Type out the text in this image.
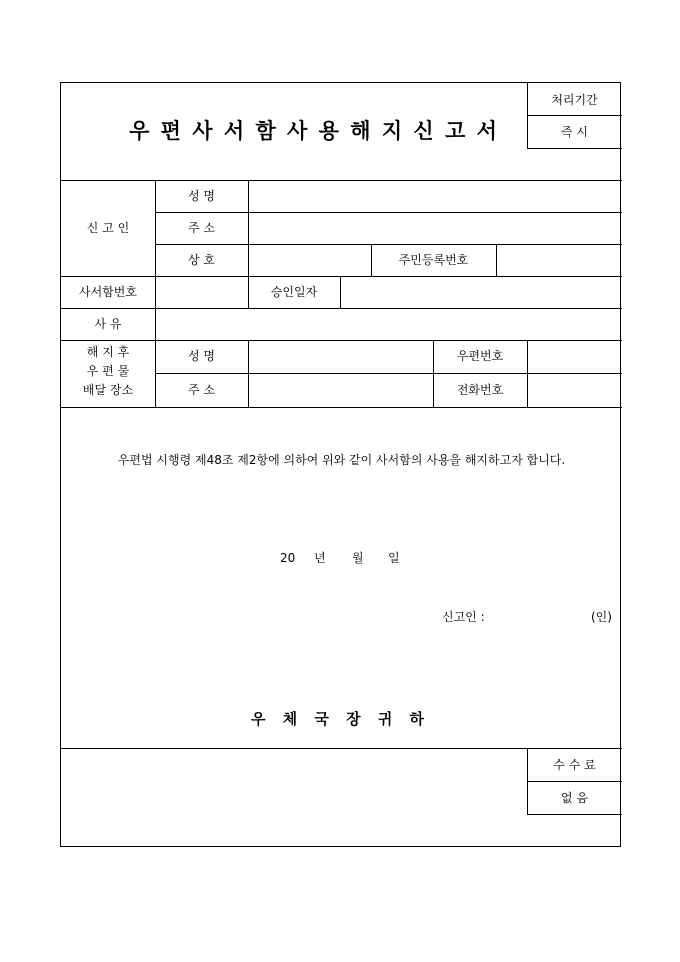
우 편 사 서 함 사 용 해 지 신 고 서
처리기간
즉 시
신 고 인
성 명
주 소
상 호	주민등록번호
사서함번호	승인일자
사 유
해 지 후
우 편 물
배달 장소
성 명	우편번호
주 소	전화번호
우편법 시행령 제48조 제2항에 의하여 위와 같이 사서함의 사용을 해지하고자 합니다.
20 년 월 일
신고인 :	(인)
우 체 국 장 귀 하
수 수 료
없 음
##############################
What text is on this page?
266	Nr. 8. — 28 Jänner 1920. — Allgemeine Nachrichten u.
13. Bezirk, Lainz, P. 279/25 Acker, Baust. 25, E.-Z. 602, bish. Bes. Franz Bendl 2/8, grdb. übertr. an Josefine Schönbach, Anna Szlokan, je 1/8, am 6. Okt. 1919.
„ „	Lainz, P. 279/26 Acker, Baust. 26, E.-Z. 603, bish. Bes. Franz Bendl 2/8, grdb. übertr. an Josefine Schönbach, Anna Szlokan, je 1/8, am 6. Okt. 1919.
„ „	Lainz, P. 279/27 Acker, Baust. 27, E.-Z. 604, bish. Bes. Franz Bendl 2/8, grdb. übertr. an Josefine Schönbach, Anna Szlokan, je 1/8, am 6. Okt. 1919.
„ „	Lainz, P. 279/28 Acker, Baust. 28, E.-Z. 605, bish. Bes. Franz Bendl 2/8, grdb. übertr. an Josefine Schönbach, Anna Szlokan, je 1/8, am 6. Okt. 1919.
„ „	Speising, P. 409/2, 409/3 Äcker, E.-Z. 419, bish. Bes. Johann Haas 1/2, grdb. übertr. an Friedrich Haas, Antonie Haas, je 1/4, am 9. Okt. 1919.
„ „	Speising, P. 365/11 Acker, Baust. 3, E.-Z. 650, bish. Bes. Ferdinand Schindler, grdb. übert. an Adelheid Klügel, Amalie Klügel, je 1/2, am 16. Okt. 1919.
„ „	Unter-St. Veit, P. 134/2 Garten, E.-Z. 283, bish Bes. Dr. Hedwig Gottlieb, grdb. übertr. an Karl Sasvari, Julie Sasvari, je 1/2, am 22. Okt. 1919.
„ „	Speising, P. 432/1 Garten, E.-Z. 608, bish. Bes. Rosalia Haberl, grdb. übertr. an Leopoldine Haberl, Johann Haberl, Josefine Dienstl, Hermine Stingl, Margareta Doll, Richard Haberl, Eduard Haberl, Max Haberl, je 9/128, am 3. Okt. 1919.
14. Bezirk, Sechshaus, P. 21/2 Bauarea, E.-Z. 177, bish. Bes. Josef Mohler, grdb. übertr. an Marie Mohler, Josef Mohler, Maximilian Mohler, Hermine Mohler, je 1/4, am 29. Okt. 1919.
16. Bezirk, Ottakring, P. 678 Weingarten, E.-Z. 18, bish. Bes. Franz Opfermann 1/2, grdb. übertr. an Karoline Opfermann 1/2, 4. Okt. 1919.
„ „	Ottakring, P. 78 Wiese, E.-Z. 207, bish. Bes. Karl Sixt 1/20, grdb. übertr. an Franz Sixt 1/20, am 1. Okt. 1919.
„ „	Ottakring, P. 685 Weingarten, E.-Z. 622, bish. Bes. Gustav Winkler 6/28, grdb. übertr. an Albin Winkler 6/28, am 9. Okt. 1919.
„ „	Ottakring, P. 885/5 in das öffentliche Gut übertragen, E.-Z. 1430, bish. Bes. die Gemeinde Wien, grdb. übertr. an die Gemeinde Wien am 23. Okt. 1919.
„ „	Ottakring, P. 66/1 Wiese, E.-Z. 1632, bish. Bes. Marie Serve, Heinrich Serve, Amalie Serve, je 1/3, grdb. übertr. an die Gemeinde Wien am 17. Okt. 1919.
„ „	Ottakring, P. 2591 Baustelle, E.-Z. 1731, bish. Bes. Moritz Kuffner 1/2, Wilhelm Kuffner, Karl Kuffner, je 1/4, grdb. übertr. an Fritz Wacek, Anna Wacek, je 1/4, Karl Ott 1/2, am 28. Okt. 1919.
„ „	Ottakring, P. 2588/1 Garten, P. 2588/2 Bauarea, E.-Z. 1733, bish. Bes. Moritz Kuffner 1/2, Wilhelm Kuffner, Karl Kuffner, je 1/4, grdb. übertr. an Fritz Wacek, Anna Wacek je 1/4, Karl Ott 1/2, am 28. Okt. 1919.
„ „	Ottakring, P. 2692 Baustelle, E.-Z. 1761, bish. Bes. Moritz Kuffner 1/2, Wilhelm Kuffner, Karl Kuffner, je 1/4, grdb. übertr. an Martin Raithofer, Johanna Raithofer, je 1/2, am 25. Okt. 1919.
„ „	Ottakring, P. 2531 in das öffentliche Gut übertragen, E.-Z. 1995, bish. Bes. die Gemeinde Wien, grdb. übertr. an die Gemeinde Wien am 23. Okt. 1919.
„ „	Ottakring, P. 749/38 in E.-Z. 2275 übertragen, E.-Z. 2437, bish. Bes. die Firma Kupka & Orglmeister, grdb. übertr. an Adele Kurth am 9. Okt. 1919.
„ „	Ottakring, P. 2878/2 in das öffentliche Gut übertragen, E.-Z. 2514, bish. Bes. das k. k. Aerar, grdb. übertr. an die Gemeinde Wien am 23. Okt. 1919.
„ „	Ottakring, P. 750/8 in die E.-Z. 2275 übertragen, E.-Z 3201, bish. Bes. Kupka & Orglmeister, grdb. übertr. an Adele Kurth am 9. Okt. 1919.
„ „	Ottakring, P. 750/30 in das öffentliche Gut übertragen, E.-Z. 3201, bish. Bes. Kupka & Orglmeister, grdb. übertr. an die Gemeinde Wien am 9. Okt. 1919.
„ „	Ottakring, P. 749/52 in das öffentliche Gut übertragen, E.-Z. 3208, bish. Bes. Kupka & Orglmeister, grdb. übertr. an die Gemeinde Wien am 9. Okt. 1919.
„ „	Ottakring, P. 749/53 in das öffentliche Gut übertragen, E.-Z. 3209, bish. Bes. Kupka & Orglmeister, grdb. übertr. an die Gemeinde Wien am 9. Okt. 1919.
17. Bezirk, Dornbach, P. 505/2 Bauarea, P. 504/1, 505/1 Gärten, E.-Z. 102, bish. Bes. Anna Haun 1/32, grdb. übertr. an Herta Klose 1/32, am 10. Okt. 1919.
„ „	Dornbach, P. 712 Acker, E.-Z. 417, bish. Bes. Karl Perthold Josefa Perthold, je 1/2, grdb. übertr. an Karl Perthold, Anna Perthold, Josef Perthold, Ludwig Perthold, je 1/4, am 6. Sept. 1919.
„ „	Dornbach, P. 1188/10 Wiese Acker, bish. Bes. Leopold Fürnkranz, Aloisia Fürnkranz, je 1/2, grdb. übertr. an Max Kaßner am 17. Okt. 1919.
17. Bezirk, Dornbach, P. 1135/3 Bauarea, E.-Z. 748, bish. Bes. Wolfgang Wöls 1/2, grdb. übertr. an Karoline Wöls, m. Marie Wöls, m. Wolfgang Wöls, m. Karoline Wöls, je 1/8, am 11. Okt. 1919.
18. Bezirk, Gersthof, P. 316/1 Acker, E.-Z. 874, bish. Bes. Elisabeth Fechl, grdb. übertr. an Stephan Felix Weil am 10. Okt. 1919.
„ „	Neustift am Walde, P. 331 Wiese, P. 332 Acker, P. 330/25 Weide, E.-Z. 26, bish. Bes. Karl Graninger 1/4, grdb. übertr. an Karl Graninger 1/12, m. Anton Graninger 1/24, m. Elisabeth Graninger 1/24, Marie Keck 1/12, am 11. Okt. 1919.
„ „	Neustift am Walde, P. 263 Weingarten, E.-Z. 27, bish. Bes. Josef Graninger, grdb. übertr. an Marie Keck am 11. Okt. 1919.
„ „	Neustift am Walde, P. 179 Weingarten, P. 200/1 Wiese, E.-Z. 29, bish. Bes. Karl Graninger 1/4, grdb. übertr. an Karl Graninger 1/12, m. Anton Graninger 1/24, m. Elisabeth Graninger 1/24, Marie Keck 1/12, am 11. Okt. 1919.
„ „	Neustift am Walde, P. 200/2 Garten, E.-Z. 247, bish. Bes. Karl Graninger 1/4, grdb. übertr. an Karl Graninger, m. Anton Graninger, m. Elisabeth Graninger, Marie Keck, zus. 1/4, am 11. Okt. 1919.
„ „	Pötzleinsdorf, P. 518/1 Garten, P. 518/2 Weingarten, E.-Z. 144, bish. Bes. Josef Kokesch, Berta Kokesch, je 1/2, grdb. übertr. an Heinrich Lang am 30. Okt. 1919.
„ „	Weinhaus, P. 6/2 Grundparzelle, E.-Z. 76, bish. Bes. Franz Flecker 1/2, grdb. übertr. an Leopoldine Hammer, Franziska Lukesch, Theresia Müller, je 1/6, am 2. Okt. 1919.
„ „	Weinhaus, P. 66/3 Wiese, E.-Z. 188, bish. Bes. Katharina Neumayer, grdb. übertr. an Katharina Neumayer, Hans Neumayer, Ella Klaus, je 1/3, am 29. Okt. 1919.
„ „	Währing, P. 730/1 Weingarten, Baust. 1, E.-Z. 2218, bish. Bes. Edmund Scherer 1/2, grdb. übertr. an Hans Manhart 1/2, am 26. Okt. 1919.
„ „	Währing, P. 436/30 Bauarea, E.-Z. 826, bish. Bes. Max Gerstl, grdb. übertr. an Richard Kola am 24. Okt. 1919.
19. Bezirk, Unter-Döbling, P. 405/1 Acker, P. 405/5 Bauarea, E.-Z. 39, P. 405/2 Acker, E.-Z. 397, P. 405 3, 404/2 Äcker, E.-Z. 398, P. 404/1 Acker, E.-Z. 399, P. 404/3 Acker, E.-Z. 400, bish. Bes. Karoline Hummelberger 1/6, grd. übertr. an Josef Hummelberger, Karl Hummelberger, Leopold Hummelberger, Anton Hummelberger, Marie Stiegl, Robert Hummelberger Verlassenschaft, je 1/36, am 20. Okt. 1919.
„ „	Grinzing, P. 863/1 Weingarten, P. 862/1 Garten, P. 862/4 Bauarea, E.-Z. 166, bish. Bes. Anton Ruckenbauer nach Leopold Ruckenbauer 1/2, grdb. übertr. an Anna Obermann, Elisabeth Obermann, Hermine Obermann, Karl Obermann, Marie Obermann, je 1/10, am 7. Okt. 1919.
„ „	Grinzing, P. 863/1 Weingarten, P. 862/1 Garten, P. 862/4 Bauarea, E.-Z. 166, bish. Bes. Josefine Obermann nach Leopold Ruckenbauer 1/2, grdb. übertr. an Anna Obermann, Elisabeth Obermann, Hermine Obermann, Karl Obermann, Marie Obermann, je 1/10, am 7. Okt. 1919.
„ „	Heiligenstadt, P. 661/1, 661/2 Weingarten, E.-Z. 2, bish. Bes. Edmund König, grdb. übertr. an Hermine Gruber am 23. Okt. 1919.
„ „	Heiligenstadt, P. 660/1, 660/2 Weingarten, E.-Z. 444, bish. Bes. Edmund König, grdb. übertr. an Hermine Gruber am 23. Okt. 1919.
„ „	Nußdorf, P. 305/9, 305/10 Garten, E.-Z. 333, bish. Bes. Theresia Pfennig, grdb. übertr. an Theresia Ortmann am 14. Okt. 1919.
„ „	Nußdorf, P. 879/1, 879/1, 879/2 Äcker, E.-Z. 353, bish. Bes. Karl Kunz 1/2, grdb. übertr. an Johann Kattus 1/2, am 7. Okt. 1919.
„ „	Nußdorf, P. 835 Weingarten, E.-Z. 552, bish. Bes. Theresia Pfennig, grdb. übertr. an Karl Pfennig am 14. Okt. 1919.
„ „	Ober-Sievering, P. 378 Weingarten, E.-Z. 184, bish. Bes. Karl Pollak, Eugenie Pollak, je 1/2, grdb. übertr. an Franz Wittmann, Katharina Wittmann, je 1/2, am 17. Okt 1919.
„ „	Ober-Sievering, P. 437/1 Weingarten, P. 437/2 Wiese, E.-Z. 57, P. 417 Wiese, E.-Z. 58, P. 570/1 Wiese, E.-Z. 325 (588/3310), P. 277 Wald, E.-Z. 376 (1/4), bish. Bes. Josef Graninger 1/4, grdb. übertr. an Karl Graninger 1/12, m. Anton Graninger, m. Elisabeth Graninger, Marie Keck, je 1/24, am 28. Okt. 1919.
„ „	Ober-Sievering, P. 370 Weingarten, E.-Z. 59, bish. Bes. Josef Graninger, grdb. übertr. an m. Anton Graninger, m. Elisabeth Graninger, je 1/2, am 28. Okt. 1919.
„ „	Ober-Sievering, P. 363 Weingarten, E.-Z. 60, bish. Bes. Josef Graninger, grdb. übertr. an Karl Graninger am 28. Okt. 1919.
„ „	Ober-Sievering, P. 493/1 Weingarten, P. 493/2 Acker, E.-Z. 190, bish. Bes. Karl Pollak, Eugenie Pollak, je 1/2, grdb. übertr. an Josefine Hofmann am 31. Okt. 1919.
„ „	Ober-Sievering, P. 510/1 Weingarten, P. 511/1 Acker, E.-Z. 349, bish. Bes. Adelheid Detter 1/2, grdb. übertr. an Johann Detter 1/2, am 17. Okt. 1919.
##############################
→ Required task: Copy and report every line where the word "Baustelle" is present.

→ Written answer:
„ „	Ottakring, P. 2591 Baustelle, E.-Z. 1731, bish. Bes. Moritz Kuffner 1/2, Wilhelm Kuffner, Karl Kuffner, je 1/4, grdb. übertr. an Fritz Wacek, Anna Wacek, je 1/4, Karl Ott 1/2, am 28. Okt. 1919.
„ „	Ottakring, P. 2692 Baustelle, E.-Z. 1761, bish. Bes. Moritz Kuffner 1/2, Wilhelm Kuffner, Karl Kuffner, je 1/4, grdb. übertr. an Martin Raithofer, Johanna Raithofer, je 1/2, am 25. Okt. 1919.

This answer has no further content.